▶ [BRIEF]: Whenever a line below holds the word "subtitle", copy that line.

▶ [SUPPLIED MATERIAL]:
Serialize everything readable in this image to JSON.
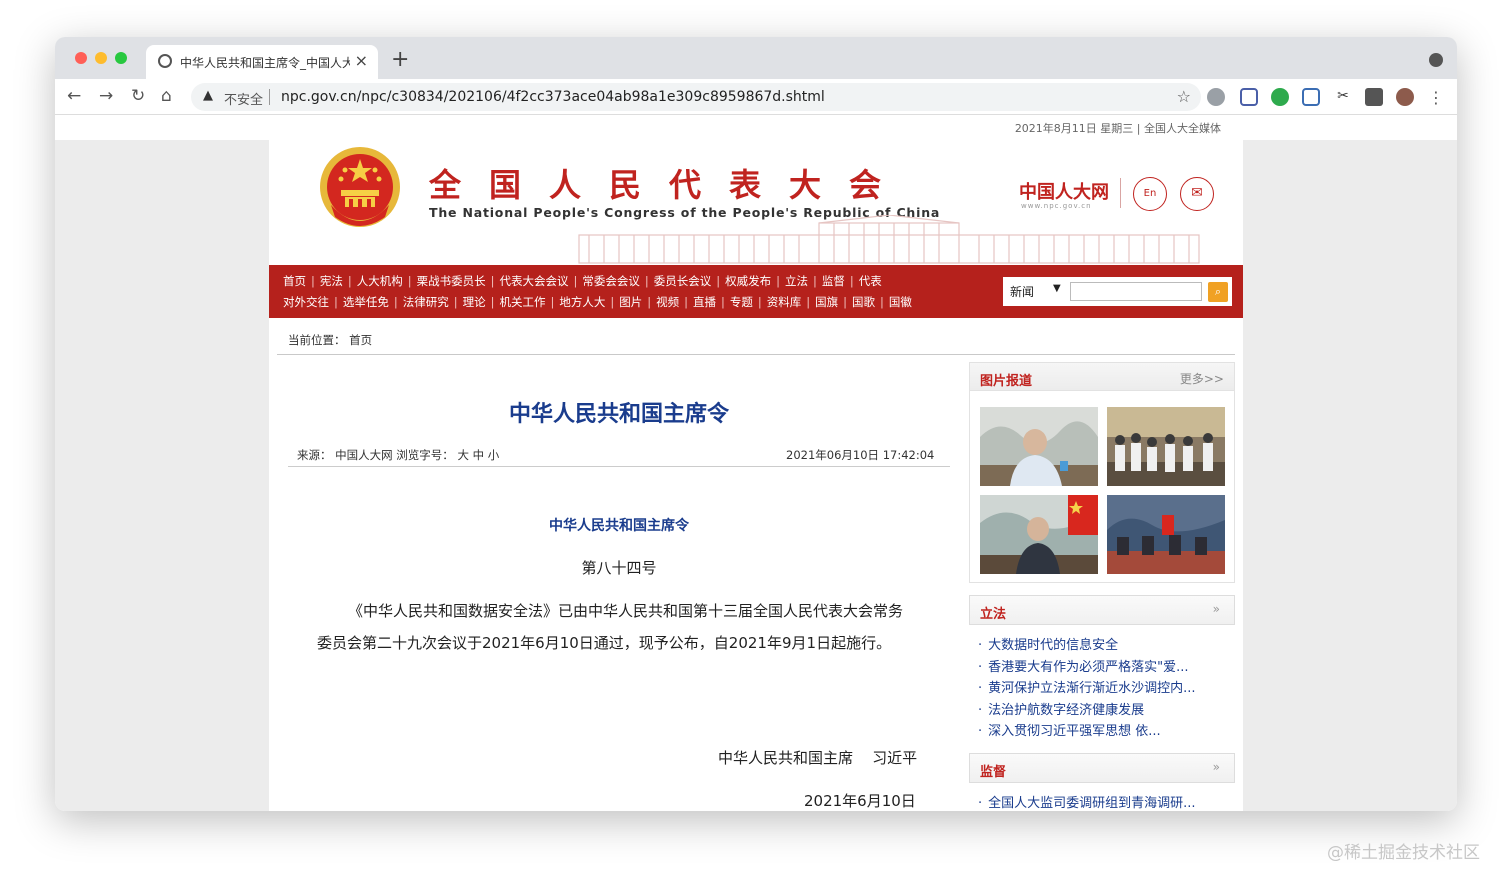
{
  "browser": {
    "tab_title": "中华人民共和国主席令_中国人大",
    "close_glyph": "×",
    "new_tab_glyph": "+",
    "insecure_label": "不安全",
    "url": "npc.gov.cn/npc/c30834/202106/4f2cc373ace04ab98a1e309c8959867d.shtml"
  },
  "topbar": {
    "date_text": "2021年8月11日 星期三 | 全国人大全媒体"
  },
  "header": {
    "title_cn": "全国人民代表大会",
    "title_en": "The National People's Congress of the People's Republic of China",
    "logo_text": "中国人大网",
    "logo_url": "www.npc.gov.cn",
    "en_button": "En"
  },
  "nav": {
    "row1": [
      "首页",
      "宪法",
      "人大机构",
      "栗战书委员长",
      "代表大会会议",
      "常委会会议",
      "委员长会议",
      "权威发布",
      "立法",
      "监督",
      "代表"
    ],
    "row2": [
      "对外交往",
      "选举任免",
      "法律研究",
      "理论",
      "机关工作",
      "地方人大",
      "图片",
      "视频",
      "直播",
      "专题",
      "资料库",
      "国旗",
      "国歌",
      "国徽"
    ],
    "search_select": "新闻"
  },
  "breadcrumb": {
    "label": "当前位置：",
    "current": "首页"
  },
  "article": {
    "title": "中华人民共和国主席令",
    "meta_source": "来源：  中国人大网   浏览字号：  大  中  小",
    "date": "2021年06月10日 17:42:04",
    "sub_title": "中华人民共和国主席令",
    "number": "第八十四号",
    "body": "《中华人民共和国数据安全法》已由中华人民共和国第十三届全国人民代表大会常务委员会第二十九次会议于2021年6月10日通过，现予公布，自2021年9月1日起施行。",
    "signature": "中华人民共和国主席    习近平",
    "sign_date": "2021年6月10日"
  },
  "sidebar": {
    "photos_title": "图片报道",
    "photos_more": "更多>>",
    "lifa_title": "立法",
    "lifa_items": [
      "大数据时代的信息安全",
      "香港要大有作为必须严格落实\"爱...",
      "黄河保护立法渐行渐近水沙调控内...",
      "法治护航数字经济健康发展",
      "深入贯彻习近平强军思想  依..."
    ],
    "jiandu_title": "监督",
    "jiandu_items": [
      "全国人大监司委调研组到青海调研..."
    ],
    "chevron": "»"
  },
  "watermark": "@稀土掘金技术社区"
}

* * *

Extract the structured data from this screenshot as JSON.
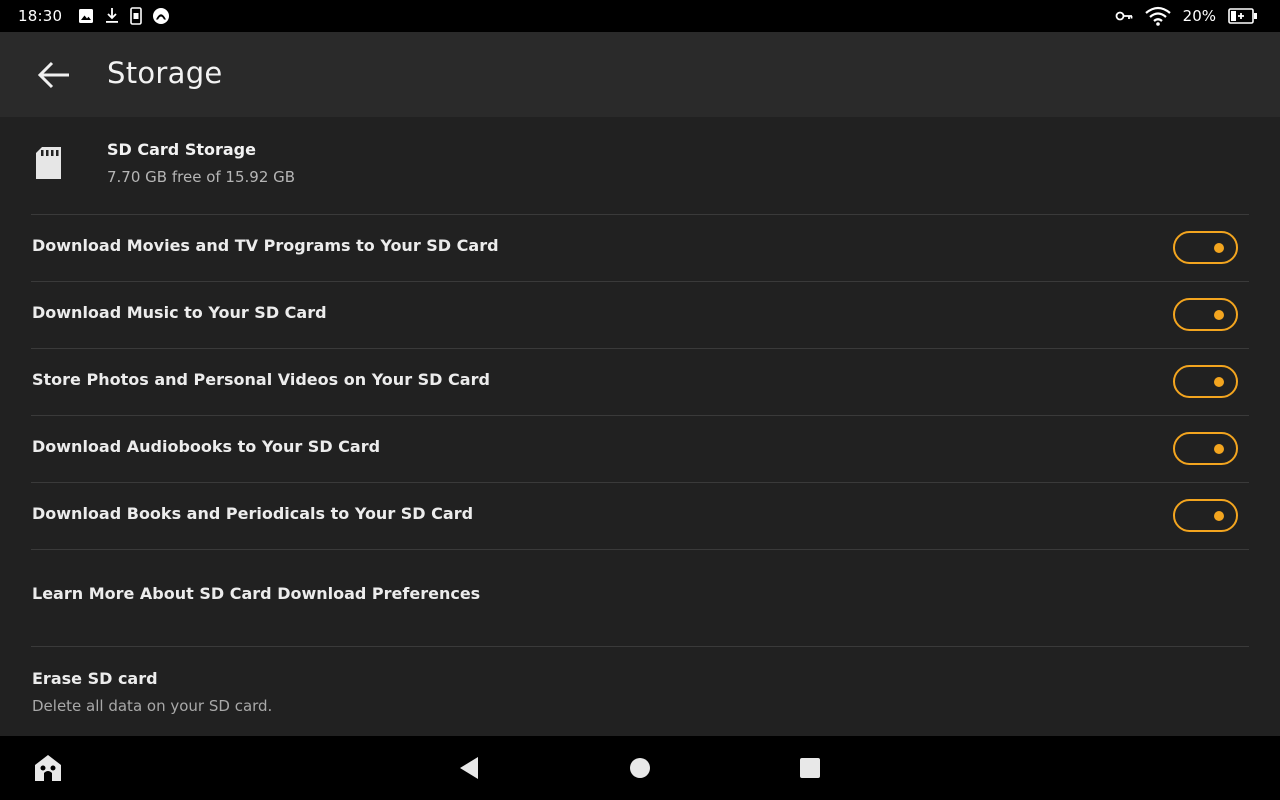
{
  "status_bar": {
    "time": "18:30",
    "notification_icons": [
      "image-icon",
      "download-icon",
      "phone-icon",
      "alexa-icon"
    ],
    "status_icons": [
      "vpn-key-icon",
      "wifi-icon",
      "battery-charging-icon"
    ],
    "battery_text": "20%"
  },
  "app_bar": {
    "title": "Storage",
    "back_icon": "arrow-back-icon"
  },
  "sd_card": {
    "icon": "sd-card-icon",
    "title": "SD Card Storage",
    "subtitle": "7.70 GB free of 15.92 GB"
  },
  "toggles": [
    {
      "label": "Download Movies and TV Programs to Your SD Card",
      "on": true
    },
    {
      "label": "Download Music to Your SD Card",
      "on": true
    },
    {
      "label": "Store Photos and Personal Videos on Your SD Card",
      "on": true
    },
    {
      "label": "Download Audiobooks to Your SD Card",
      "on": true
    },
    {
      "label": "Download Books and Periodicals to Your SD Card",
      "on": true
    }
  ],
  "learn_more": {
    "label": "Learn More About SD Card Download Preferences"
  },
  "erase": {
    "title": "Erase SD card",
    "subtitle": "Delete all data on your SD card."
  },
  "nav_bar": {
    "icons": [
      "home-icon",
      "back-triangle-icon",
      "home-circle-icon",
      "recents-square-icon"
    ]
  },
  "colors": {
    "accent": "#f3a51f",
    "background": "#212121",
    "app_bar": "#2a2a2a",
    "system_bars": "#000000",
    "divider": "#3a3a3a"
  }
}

▶ [TASK RESPONSE]:
    "subtitle": "7.70 GB free of 15.92 GB"
    "subtitle": "Delete all data on your SD card."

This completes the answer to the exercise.